BEGIN Records supplied
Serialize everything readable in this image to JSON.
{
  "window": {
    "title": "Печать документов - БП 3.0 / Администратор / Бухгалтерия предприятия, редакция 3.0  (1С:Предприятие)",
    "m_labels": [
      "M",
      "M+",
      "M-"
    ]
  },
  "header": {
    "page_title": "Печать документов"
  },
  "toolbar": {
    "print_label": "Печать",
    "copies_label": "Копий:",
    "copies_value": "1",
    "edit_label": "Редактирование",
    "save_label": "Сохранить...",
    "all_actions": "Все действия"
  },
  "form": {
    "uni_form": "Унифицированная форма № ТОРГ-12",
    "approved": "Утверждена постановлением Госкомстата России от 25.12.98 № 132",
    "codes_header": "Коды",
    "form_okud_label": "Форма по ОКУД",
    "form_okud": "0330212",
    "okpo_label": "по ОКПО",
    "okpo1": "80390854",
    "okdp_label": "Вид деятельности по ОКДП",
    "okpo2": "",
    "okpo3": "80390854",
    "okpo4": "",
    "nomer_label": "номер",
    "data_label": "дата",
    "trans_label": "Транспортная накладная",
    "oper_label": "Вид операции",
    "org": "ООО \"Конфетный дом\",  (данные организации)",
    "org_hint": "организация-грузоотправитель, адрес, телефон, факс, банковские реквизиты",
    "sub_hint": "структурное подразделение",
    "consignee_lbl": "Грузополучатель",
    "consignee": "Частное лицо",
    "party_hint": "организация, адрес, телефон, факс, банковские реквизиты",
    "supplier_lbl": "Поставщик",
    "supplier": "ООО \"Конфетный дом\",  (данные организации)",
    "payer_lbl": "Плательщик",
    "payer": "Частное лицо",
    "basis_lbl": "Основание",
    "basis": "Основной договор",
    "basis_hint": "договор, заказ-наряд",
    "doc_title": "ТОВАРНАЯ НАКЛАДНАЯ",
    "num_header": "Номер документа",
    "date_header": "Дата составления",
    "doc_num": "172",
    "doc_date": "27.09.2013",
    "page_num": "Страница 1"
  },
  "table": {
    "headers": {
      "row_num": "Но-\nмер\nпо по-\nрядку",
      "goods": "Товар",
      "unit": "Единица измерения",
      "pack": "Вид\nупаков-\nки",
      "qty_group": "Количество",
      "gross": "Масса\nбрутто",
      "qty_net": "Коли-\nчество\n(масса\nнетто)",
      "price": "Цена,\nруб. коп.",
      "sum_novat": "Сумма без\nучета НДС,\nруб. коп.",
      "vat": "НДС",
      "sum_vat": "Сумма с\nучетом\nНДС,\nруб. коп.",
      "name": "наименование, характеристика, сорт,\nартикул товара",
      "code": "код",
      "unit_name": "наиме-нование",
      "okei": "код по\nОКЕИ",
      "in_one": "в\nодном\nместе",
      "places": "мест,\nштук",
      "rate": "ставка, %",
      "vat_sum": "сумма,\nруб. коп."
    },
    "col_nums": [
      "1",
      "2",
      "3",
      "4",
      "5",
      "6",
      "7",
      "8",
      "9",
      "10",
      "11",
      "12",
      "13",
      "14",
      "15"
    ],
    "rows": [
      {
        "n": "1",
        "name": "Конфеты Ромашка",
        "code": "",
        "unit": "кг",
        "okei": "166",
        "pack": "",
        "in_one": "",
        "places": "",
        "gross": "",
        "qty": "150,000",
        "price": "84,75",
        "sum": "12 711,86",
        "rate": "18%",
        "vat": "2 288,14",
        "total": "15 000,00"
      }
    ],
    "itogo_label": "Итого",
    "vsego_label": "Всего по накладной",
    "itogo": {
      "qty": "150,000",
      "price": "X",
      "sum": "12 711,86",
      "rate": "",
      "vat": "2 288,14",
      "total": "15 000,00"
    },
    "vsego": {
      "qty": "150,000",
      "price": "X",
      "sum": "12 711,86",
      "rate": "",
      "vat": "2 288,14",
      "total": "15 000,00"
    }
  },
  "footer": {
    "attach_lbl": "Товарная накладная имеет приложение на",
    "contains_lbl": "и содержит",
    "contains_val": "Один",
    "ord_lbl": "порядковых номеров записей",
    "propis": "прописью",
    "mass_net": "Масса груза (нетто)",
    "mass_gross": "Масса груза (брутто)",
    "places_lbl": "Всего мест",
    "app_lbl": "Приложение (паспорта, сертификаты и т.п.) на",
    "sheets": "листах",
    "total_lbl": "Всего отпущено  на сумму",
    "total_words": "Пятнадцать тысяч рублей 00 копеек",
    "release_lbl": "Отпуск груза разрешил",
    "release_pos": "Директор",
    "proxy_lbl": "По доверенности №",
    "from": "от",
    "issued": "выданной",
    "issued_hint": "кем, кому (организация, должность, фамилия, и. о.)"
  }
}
END Records supplied
Given request | Every line above should be printed again exactly as it stands.

Result for this task |
Serialize everything readable in this image to JSON.
{
  "window": {
    "title": "Печать документов - БП 3.0 / Администратор / Бухгалтерия предприятия, редакция 3.0  (1С:Предприятие)",
    "m_labels": [
      "M",
      "M+",
      "M-"
    ]
  },
  "header": {
    "page_title": "Печать документов"
  },
  "toolbar": {
    "print_label": "Печать",
    "copies_label": "Копий:",
    "copies_value": "1",
    "edit_label": "Редактирование",
    "save_label": "Сохранить...",
    "all_actions": "Все действия"
  },
  "form": {
    "uni_form": "Унифицированная форма № ТОРГ-12",
    "approved": "Утверждена постановлением Госкомстата России от 25.12.98 № 132",
    "codes_header": "Коды",
    "form_okud_label": "Форма по ОКУД",
    "form_okud": "0330212",
    "okpo_label": "по ОКПО",
    "okpo1": "80390854",
    "okdp_label": "Вид деятельности по ОКДП",
    "okpo2": "",
    "okpo3": "80390854",
    "okpo4": "",
    "nomer_label": "номер",
    "data_label": "дата",
    "trans_label": "Транспортная накладная",
    "oper_label": "Вид операции",
    "org": "ООО \"Конфетный дом\",  (данные организации)",
    "org_hint": "организация-грузоотправитель, адрес, телефон, факс, банковские реквизиты",
    "sub_hint": "структурное подразделение",
    "consignee_lbl": "Грузополучатель",
    "consignee": "Частное лицо",
    "party_hint": "организация, адрес, телефон, факс, банковские реквизиты",
    "supplier_lbl": "Поставщик",
    "supplier": "ООО \"Конфетный дом\",  (данные организации)",
    "payer_lbl": "Плательщик",
    "payer": "Частное лицо",
    "basis_lbl": "Основание",
    "basis": "Основной договор",
    "basis_hint": "договор, заказ-наряд",
    "doc_title": "ТОВАРНАЯ НАКЛАДНАЯ",
    "num_header": "Номер документа",
    "date_header": "Дата составления",
    "doc_num": "172",
    "doc_date": "27.09.2013",
    "page_num": "Страница 1"
  },
  "table": {
    "headers": {
      "row_num": "Но-\nмер\nпо по-\nрядку",
      "goods": "Товар",
      "unit": "Единица измерения",
      "pack": "Вид\nупаков-\nки",
      "qty_group": "Количество",
      "gross": "Масса\nбрутто",
      "qty_net": "Коли-\nчество\n(масса\nнетто)",
      "price": "Цена,\nруб. коп.",
      "sum_novat": "Сумма без\nучета НДС,\nруб. коп.",
      "vat": "НДС",
      "sum_vat": "Сумма с\nучетом\nНДС,\nруб. коп.",
      "name": "наименование, характеристика, сорт,\nартикул товара",
      "code": "код",
      "unit_name": "наиме-нование",
      "okei": "код по\nОКЕИ",
      "in_one": "в\nодном\nместе",
      "places": "мест,\nштук",
      "rate": "ставка, %",
      "vat_sum": "сумма,\nруб. коп."
    },
    "col_nums": [
      "1",
      "2",
      "3",
      "4",
      "5",
      "6",
      "7",
      "8",
      "9",
      "10",
      "11",
      "12",
      "13",
      "14",
      "15"
    ],
    "rows": [
      {
        "n": "1",
        "name": "Конфеты Ромашка",
        "code": "",
        "unit": "кг",
        "okei": "166",
        "pack": "",
        "in_one": "",
        "places": "",
        "gross": "",
        "qty": "150,000",
        "price": "84,75",
        "sum": "12 711,86",
        "rate": "18%",
        "vat": "2 288,14",
        "total": "15 000,00"
      }
    ],
    "itogo_label": "Итого",
    "vsego_label": "Всего по накладной",
    "itogo": {
      "qty": "150,000",
      "price": "X",
      "sum": "12 711,86",
      "rate": "",
      "vat": "2 288,14",
      "total": "15 000,00"
    },
    "vsego": {
      "qty": "150,000",
      "price": "X",
      "sum": "12 711,86",
      "rate": "",
      "vat": "2 288,14",
      "total": "15 000,00"
    }
  },
  "footer": {
    "attach_lbl": "Товарная накладная имеет приложение на",
    "contains_lbl": "и содержит",
    "contains_val": "Один",
    "ord_lbl": "порядковых номеров записей",
    "propis": "прописью",
    "mass_net": "Масса груза (нетто)",
    "mass_gross": "Масса груза (брутто)",
    "places_lbl": "Всего мест",
    "app_lbl": "Приложение (паспорта, сертификаты и т.п.) на",
    "sheets": "листах",
    "total_lbl": "Всего отпущено  на сумму",
    "total_words": "Пятнадцать тысяч рублей 00 копеек",
    "release_lbl": "Отпуск груза разрешил",
    "release_pos": "Директор",
    "proxy_lbl": "По доверенности №",
    "from": "от",
    "issued": "выданной",
    "issued_hint": "кем, кому (организация, должность, фамилия, и. о.)"
  }
}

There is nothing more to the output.